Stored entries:
::::::::

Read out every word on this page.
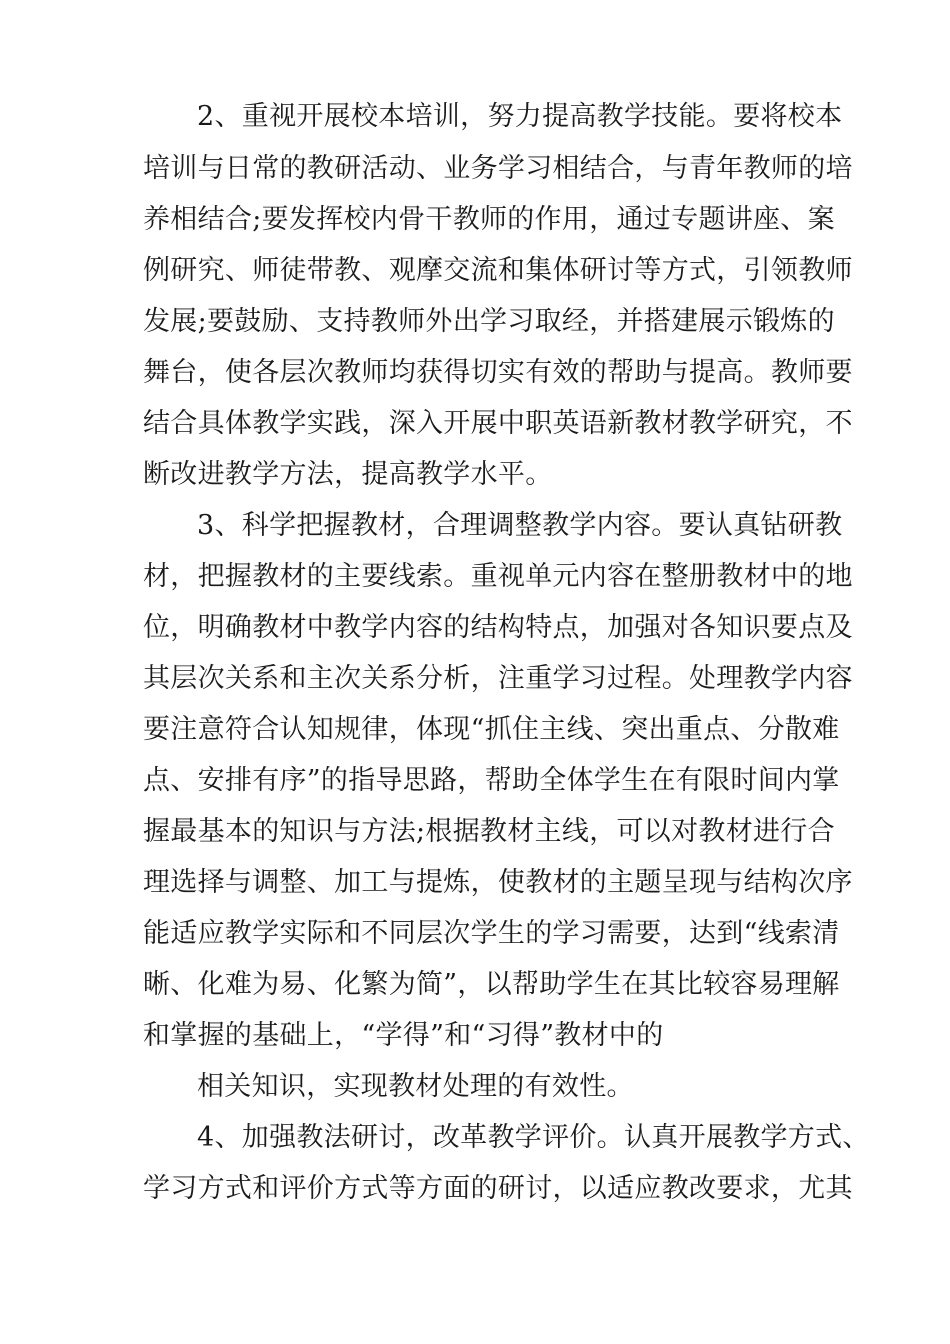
2、重视开展校本培训，努力提高教学技能。要将校本
培训与日常的教研活动、业务学习相结合，与青年教师的培
养相结合;要发挥校内骨干教师的作用，通过专题讲座、案
例研究、师徒带教、观摩交流和集体研讨等方式，引领教师
发展;要鼓励、支持教师外出学习取经，并搭建展示锻炼的
舞台，使各层次教师均获得切实有效的帮助与提高。教师要
结合具体教学实践，深入开展中职英语新教材教学研究，不
断改进教学方法，提高教学水平。
3、科学把握教材，合理调整教学内容。要认真钻研教
材，把握教材的主要线索。重视单元内容在整册教材中的地
位，明确教材中教学内容的结构特点，加强对各知识要点及
其层次关系和主次关系分析，注重学习过程。处理教学内容
要注意符合认知规律，体现“抓住主线、突出重点、分散难
点、安排有序”的指导思路，帮助全体学生在有限时间内掌
握最基本的知识与方法;根据教材主线，可以对教材进行合
理选择与调整、加工与提炼，使教材的主题呈现与结构次序
能适应教学实际和不同层次学生的学习需要，达到“线索清
晰、化难为易、化繁为简”，以帮助学生在其比较容易理解
和掌握的基础上，“学得”和“习得”教材中的
相关知识，实现教材处理的有效性。
4、加强教法研讨，改革教学评价。认真开展教学方式、
学习方式和评价方式等方面的研讨，以适应教改要求，尤其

::::::::

* _Aim_: Copy out the listing exactly as it stands, but not the pictures.

* _Solved exercise_:
Read out every word on this page.
2、重视开展校本培训，努力提高教学技能。要将校本
培训与日常的教研活动、业务学习相结合，与青年教师的培
养相结合;要发挥校内骨干教师的作用，通过专题讲座、案
例研究、师徒带教、观摩交流和集体研讨等方式，引领教师
发展;要鼓励、支持教师外出学习取经，并搭建展示锻炼的
舞台，使各层次教师均获得切实有效的帮助与提高。教师要
结合具体教学实践，深入开展中职英语新教材教学研究，不
断改进教学方法，提高教学水平。
3、科学把握教材，合理调整教学内容。要认真钻研教
材，把握教材的主要线索。重视单元内容在整册教材中的地
位，明确教材中教学内容的结构特点，加强对各知识要点及
其层次关系和主次关系分析，注重学习过程。处理教学内容
要注意符合认知规律，体现“抓住主线、突出重点、分散难
点、安排有序”的指导思路，帮助全体学生在有限时间内掌
握最基本的知识与方法;根据教材主线，可以对教材进行合
理选择与调整、加工与提炼，使教材的主题呈现与结构次序
能适应教学实际和不同层次学生的学习需要，达到“线索清
晰、化难为易、化繁为简”，以帮助学生在其比较容易理解
和掌握的基础上，“学得”和“习得”教材中的
相关知识，实现教材处理的有效性。
4、加强教法研讨，改革教学评价。认真开展教学方式、
学习方式和评价方式等方面的研讨，以适应教改要求，尤其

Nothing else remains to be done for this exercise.